◆ **TASK OBJECTIVE**: Go through the material and tally the lines containing the string "address". Give the total alone.

(A block of data)
— Begin —
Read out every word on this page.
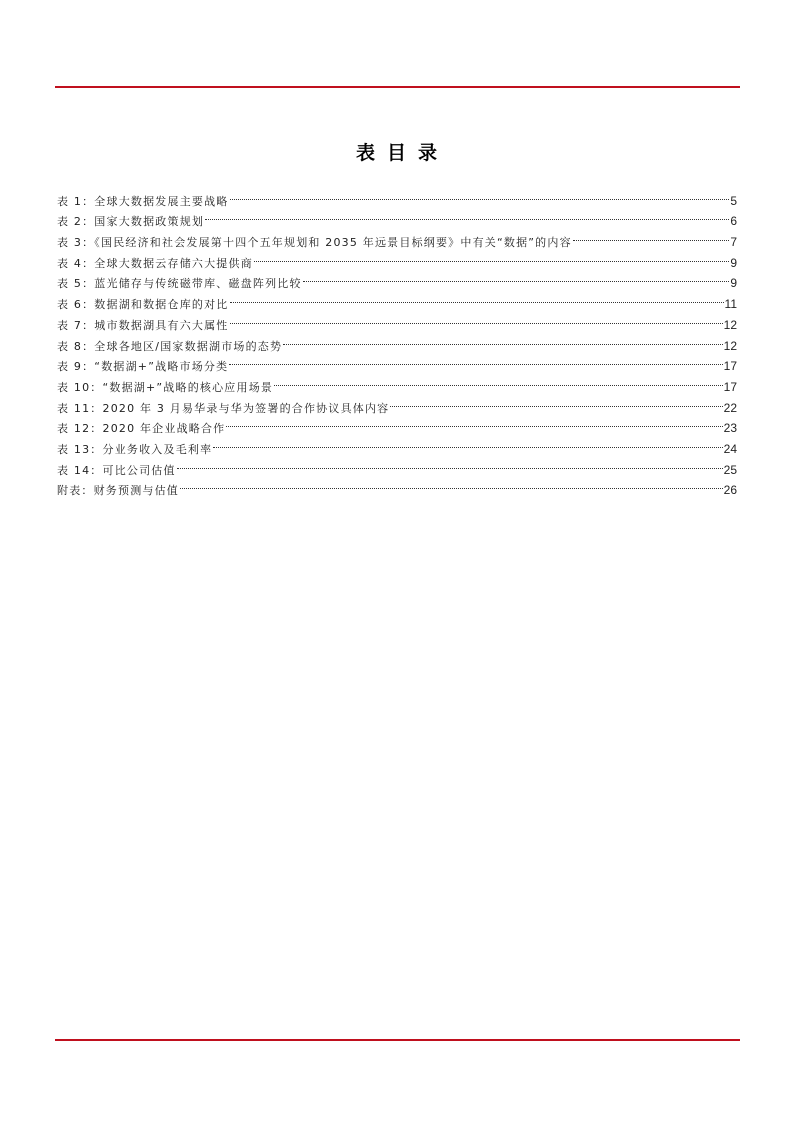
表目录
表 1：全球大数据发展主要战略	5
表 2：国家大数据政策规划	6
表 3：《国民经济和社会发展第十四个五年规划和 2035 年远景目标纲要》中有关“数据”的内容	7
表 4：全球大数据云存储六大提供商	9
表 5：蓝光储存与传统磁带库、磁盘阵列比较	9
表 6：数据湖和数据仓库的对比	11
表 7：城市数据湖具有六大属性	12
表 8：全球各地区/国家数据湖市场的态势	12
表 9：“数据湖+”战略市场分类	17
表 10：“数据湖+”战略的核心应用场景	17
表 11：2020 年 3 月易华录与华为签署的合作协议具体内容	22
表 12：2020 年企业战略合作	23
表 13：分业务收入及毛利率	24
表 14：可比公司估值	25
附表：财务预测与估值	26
— End —
— Begin —
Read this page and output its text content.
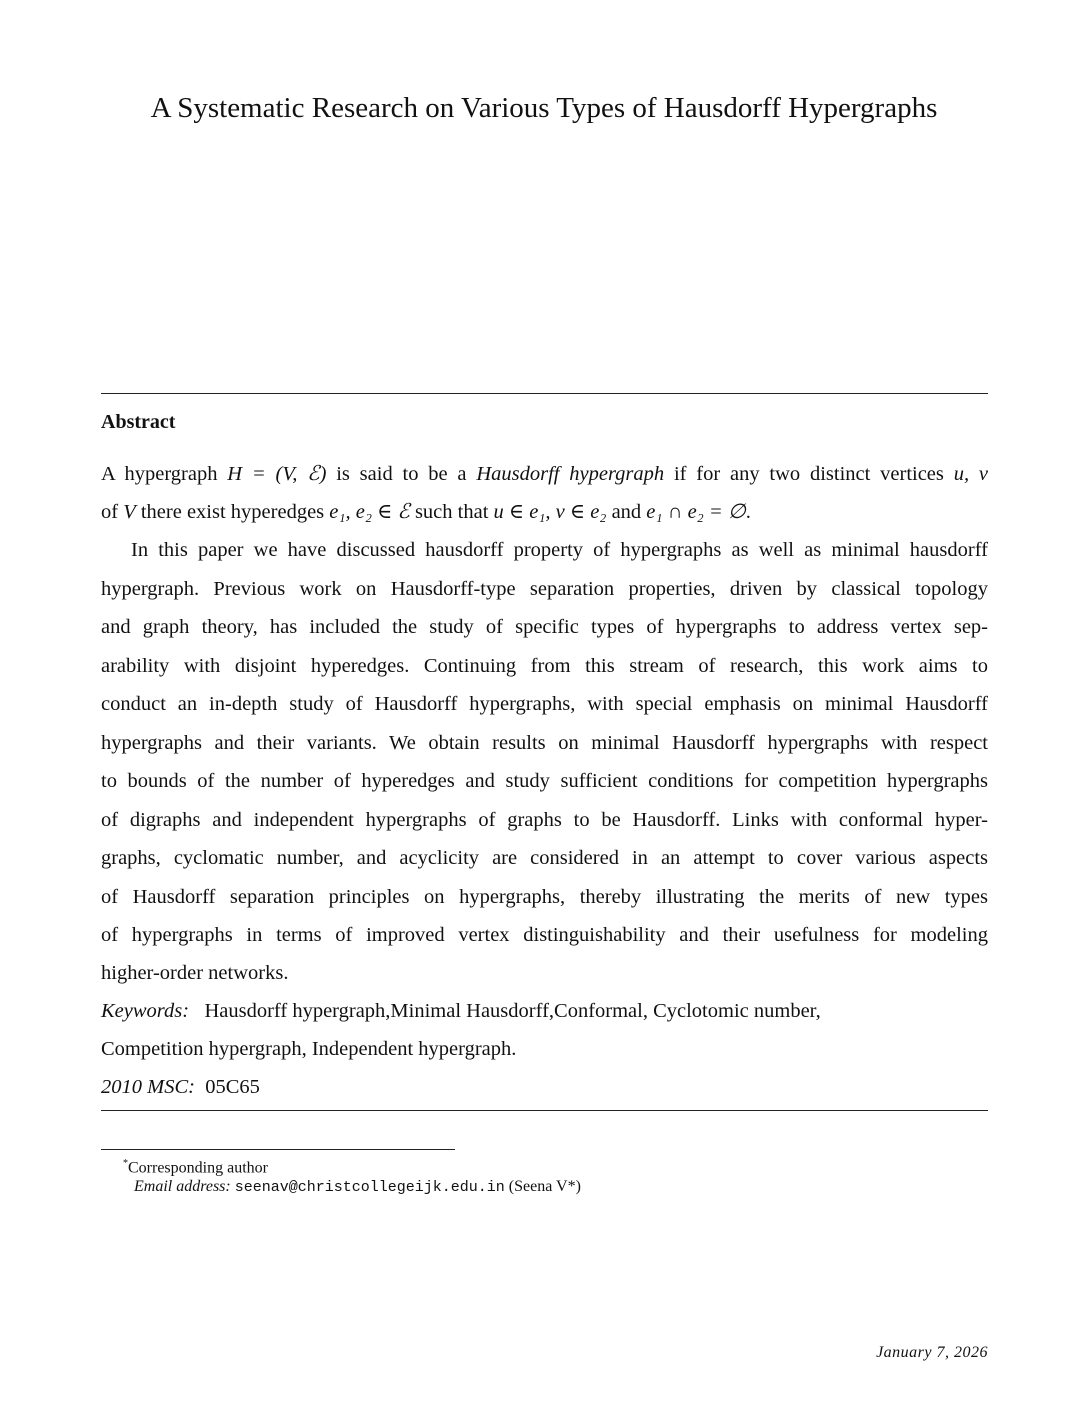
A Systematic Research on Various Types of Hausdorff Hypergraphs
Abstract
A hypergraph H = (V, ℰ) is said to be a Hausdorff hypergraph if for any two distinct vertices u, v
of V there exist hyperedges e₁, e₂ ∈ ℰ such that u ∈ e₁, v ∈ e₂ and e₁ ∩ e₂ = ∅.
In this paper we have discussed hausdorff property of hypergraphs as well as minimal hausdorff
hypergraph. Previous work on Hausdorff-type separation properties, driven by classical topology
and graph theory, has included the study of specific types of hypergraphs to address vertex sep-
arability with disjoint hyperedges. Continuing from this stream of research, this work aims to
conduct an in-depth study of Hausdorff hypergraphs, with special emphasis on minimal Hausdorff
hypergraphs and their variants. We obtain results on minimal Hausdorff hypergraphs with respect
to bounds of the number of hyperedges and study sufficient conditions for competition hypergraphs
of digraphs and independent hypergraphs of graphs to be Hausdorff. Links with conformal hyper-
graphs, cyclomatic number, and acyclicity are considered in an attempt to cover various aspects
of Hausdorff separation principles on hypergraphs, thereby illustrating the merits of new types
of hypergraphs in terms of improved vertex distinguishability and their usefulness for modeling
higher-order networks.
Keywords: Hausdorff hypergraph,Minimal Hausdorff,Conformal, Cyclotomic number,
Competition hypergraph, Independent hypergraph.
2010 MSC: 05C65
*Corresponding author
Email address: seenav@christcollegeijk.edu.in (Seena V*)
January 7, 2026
— End —
◆ **RESULT OF THIS TASK**: 2